§ Task objective: Pull out every line below containing the word "duration".

§ Stored data:
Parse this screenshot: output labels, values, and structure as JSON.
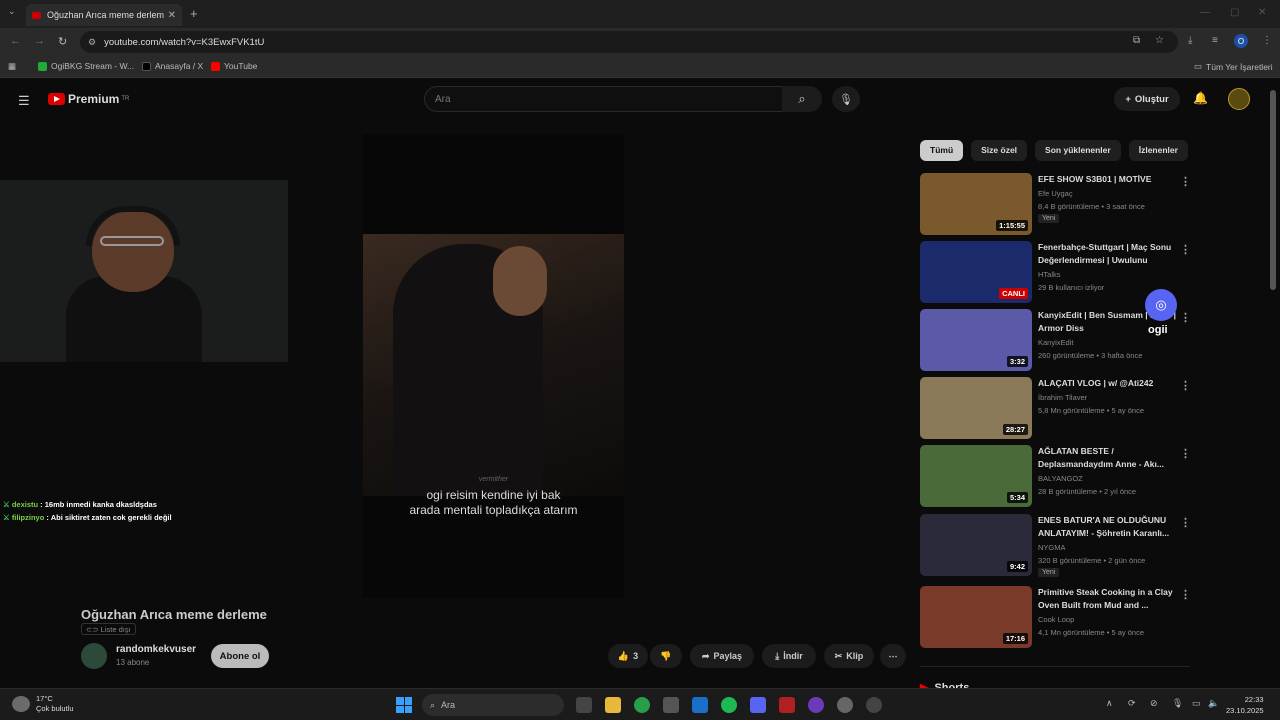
{
  "browser": {
    "tab_title": "Oğuzhan Arıca meme derleme",
    "tab_close": "✕",
    "new_tab": "+",
    "url": "youtube.com/watch?v=K3EwxFVK1tU",
    "profile_letter": "O",
    "bookmarks": [
      {
        "label": "OgiBKG Stream - W...",
        "color": "#1faa3a"
      },
      {
        "label": "Anasayfa / X",
        "color": "#000000"
      },
      {
        "label": "YouTube",
        "color": "#ff0000"
      }
    ],
    "all_bookmarks": "Tüm Yer İşaretleri"
  },
  "youtube": {
    "logo_text": "Premium",
    "logo_sup": "TR",
    "search_placeholder": "Ara",
    "create_label": "Oluştur",
    "video": {
      "subtitle_line1": "ogi reisim kendine iyi bak",
      "subtitle_line2": "arada mentali topladıkça atarım",
      "watermark": "vermither",
      "title": "Oğuzhan Arıca meme derleme",
      "playlist_label": "Liste dışı",
      "channel": "randomkekvuser",
      "subscribers": "13 abone",
      "subscribe_label": "Abone ol",
      "likes": "3",
      "share": "Paylaş",
      "download": "İndir",
      "clip": "Klip"
    },
    "chat": [
      {
        "user": "dexistu",
        "message": " : 16mb inmedi kanka dkasldşdas"
      },
      {
        "user": "filipzinyo",
        "message": " : Abi siktiret zaten cok gerekli değil"
      }
    ],
    "chips": [
      "Tümü",
      "Size özel",
      "Son yüklenenler",
      "İzlenenler"
    ],
    "recommendations": [
      {
        "title": "EFE SHOW S3B01 | MOTİVE",
        "channel": "Efe Uygaç",
        "meta": "8,4 B görüntüleme • 3 saat önce",
        "duration": "1:15:55",
        "badge": "Yeni",
        "thumb": "#7a5a2c"
      },
      {
        "title": "Fenerbahçe-Stuttgart | Maç Sonu Değerlendirmesi | Uwulunu",
        "channel": "HTalks",
        "meta": "29 B kullanıcı izliyor",
        "duration": "CANLI",
        "badge": "",
        "thumb": "#1a2a6a"
      },
      {
        "title": "KanyixEdit | Ben Susmam | KekV | Armor Diss",
        "channel": "KanyixEdit",
        "meta": "260 görüntüleme • 3 hafta önce",
        "duration": "3:32",
        "badge": "",
        "thumb": "#5a5aa8"
      },
      {
        "title": "ALAÇATI VLOG | w/ @Ati242",
        "channel": "İbrahim Tilaver",
        "meta": "5,8 Mn görüntüleme • 5 ay önce",
        "duration": "28:27",
        "badge": "",
        "thumb": "#8a7a5a"
      },
      {
        "title": "AĞLATAN BESTE / Deplasmandaydım Anne - Akı...",
        "channel": "BALYANGOZ",
        "meta": "28 B görüntüleme • 2 yıl önce",
        "duration": "5:34",
        "badge": "",
        "thumb": "#4a6a3a"
      },
      {
        "title": "ENES BATUR'A NE OLDUĞUNU ANLATAYIM! - Şöhretin Karanlı...",
        "channel": "NYGMA",
        "meta": "320 B görüntüleme • 2 gün önce",
        "duration": "9:42",
        "badge": "Yeni",
        "thumb": "#2a2a3a"
      },
      {
        "title": "Primitive Steak Cooking in a Clay Oven Built from Mud and ...",
        "channel": "Cook Loop",
        "meta": "4,1 Mn görüntüleme • 5 ay önce",
        "duration": "17:16",
        "badge": "",
        "thumb": "#7a3a2a"
      }
    ],
    "shorts_label": "Shorts",
    "discord_name": "ogii"
  },
  "taskbar": {
    "temperature": "17°C",
    "weather": "Çok bulutlu",
    "search": "Ara",
    "time": "22:33",
    "date": "23.10.2025"
  }
}
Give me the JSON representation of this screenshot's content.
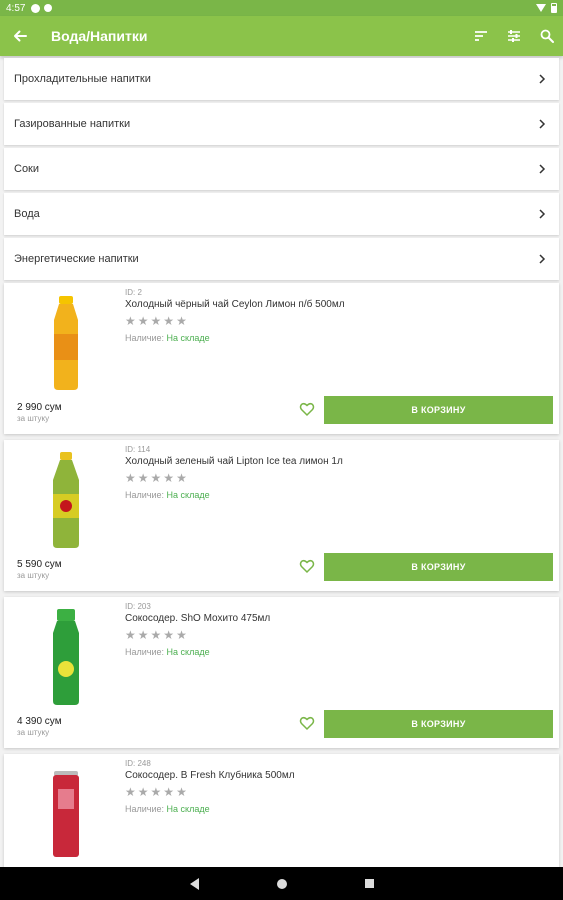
{
  "status_bar": {
    "time": "4:57"
  },
  "app_bar": {
    "title": "Вода/Напитки"
  },
  "categories": [
    {
      "label": "Прохладительные напитки"
    },
    {
      "label": "Газированные напитки"
    },
    {
      "label": "Соки"
    },
    {
      "label": "Вода"
    },
    {
      "label": "Энергетические напитки"
    }
  ],
  "products": [
    {
      "id": "ID: 2",
      "name": "Холодный чёрный чай Ceylon Лимон п/б 500мл",
      "stock_label": "Наличие:",
      "stock_value": "На складе",
      "price": "2 990 сум",
      "unit": "за штуку",
      "cart_label": "В КОРЗИНУ",
      "bottle_color": "#f2b21c",
      "cap_color": "#f5c400"
    },
    {
      "id": "ID: 114",
      "name": "Холодный зеленый чай Lipton Ice tea лимон 1л",
      "stock_label": "Наличие:",
      "stock_value": "На складе",
      "price": "5 590 сум",
      "unit": "за штуку",
      "cart_label": "В КОРЗИНУ",
      "bottle_color": "#8fb43a",
      "cap_color": "#e9c21e"
    },
    {
      "id": "ID: 203",
      "name": "Сокосодер. ShO Мохито 475мл",
      "stock_label": "Наличие:",
      "stock_value": "На складе",
      "price": "4 390 сум",
      "unit": "за штуку",
      "cart_label": "В КОРЗИНУ",
      "bottle_color": "#2e9e3a",
      "cap_color": "#3cb043"
    },
    {
      "id": "ID: 248",
      "name": "Сокосодер. B Fresh Клубника 500мл",
      "stock_label": "Наличие:",
      "stock_value": "На складе",
      "price": "",
      "unit": "",
      "cart_label": "",
      "bottle_color": "#c8283a",
      "cap_color": "#bbbbbb"
    }
  ],
  "colors": {
    "accent": "#8bc34a",
    "button": "#7ab648",
    "in_stock": "#4caf50"
  }
}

§ Written answer:
        "duration": "1:15:55",
        "duration": "CANLI",
        "duration": "3:32",
        "duration": "28:27",
        "duration": "5:34",
        "duration": "9:42",
        "duration": "17:16",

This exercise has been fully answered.